▶ [Written problem]: What lines of the data include the string "Wien"? Copy them all.
----
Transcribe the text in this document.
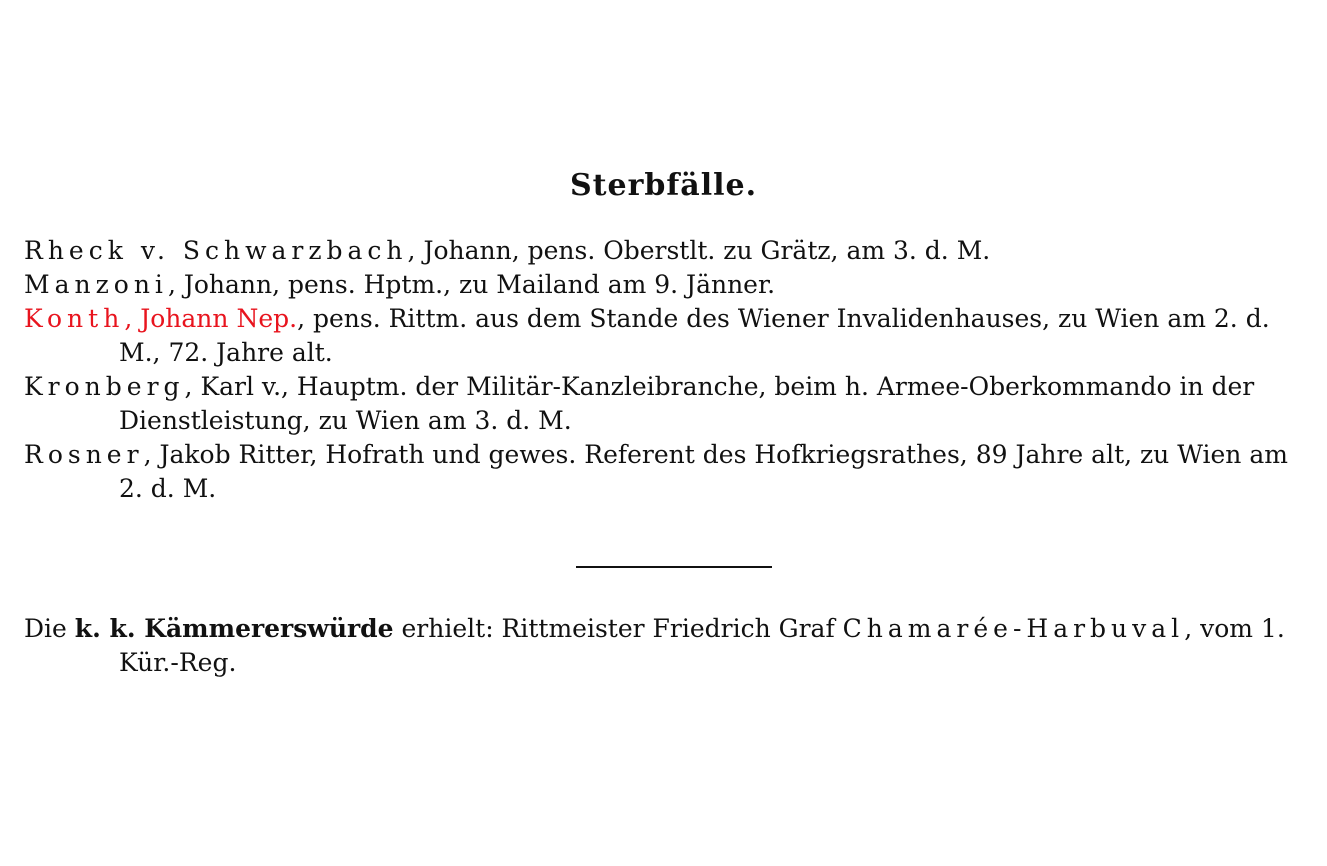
Sterbfälle.

Rheck v. Schwarzbach, Johann, pens. Oberstlt. zu Grätz, am 3. d. M.

Manzoni, Johann, pens. Hptm., zu Mailand am 9. Jänner.

Konth, Johann Nep., pens. Rittm. aus dem Stande des Wiener Invalidenhauses, zu Wien am 2. d. M., 72. Jahre alt.

Kronberg, Karl v., Hauptm. der Militär-Kanzleibranche, beim h. Armee-Oberkommando in der Dienstleistung, zu Wien am 3. d. M.

Rosner, Jakob Ritter, Hofrath und gewes. Referent des Hofkriegsrathes, 89 Jahre alt, zu Wien am 2. d. M.

Die k. k. Kämmererswürde erhielt: Rittmeister Friedrich Graf Chamarée-Harbuval, vom 1. Kür.-Reg.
----
▶ [Output below]:
Konth, Johann Nep., pens. Rittm. aus dem Stande des Wiener Invalidenhauses, zu Wien am 2. d. M., 72. Jahre alt.
Kronberg, Karl v., Hauptm. der Militär-Kanzleibranche, beim h. Armee-Oberkommando in der Dienstleistung, zu Wien am 3. d. M.
Rosner, Jakob Ritter, Hofrath und gewes. Referent des Hofkriegsrathes, 89 Jahre alt, zu Wien am 2. d. M.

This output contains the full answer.